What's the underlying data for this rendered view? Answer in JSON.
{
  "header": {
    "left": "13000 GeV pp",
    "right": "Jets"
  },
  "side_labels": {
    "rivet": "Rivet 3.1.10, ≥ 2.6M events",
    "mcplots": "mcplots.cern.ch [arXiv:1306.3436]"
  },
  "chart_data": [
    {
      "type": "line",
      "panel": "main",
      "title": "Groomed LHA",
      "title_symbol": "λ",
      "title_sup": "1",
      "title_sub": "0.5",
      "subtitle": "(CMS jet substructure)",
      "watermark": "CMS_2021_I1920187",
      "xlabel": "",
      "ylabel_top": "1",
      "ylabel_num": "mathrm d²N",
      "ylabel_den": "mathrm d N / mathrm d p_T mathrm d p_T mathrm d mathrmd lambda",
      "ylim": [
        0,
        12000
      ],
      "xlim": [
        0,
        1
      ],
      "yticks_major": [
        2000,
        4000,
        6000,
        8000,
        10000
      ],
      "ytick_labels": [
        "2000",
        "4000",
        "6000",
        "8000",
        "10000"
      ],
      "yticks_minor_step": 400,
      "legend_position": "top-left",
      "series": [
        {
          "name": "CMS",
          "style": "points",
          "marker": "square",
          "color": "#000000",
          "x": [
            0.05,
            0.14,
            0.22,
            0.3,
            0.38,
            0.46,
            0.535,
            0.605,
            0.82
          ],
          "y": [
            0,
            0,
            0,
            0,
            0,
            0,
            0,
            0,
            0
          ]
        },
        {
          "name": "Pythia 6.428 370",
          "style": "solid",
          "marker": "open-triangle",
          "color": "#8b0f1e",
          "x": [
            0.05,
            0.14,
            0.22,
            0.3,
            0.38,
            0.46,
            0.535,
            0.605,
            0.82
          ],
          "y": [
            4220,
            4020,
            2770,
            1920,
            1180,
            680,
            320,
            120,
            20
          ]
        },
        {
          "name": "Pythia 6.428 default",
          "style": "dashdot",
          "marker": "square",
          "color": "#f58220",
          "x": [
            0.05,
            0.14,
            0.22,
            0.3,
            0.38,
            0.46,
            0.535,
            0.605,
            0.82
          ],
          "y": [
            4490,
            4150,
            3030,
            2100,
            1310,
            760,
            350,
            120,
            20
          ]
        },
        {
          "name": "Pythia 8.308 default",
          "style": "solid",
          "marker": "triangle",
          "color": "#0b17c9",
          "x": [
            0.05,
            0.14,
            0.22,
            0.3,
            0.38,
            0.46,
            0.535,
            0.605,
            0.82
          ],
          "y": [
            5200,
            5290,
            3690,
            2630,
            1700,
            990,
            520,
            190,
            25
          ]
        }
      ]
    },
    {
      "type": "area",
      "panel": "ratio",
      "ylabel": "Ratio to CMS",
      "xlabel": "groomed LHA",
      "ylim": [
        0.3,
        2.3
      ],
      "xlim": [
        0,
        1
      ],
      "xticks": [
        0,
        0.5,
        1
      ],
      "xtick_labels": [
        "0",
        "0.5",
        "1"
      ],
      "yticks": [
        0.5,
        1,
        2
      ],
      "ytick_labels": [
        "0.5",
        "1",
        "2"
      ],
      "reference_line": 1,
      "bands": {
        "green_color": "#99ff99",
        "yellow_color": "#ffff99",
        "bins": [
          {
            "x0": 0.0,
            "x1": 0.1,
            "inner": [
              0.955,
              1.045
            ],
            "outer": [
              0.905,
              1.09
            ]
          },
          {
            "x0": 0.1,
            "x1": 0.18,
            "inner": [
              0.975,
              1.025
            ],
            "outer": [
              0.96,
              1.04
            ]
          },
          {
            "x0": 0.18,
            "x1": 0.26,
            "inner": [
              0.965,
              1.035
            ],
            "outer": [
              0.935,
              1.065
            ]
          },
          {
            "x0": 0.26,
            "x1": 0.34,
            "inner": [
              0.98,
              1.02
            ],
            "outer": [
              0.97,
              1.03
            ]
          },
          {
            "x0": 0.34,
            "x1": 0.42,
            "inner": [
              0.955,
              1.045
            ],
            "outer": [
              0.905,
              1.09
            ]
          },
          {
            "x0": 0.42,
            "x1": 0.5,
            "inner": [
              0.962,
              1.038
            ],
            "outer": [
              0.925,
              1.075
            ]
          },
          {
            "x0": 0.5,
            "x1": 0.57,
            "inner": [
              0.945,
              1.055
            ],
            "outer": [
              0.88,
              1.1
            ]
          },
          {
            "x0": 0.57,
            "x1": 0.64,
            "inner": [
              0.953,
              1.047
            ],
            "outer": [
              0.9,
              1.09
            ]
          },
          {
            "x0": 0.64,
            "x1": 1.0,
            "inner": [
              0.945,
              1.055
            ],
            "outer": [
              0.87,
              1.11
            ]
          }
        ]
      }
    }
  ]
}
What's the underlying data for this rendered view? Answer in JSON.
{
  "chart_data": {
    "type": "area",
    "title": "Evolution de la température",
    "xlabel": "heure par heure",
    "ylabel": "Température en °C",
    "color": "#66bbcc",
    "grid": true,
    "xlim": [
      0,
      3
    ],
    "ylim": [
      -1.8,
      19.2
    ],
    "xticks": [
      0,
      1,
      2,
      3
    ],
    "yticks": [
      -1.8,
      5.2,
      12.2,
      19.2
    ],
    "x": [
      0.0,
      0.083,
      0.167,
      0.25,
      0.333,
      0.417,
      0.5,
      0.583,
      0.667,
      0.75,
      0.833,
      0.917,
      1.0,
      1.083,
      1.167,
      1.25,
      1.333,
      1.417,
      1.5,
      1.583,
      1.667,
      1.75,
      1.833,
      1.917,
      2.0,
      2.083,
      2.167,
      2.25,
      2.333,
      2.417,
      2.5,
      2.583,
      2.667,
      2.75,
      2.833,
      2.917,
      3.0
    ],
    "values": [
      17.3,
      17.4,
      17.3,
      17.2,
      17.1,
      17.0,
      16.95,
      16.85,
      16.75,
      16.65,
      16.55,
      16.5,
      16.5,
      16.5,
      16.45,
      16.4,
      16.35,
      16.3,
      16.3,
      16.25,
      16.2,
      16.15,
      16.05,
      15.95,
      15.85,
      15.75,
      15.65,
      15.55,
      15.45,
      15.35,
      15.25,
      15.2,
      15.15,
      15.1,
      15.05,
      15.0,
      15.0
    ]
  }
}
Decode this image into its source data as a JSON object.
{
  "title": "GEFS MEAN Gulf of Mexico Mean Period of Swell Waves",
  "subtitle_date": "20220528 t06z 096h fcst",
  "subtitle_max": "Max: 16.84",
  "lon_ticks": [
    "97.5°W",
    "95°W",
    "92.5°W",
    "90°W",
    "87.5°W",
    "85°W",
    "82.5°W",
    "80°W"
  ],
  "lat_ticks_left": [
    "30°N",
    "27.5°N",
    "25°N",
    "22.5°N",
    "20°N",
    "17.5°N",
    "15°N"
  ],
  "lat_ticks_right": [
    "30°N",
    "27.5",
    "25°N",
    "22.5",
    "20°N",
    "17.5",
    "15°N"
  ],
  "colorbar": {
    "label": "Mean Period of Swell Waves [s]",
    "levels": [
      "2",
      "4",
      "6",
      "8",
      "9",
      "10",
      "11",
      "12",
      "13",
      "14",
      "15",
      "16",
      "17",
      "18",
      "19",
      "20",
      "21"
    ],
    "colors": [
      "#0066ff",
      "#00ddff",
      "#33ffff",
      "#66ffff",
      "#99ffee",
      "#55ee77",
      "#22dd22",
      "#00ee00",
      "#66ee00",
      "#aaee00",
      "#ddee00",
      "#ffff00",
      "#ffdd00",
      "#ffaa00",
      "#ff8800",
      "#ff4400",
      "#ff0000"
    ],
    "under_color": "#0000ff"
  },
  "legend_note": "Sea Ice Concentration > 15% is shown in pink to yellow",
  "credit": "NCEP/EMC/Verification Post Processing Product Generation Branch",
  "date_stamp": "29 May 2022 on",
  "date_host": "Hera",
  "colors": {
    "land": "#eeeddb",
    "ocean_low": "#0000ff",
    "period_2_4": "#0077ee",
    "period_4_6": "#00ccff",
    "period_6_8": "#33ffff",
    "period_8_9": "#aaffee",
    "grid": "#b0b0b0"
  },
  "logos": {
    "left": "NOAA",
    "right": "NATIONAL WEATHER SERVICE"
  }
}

----

Requirements:
Show every line of the listing in which the string "Mean" can be found.

Finished exercise:
  "title": "GEFS MEAN Gulf of Mexico Mean Period of Swell Waves",
    "label": "Mean Period of Swell Waves [s]",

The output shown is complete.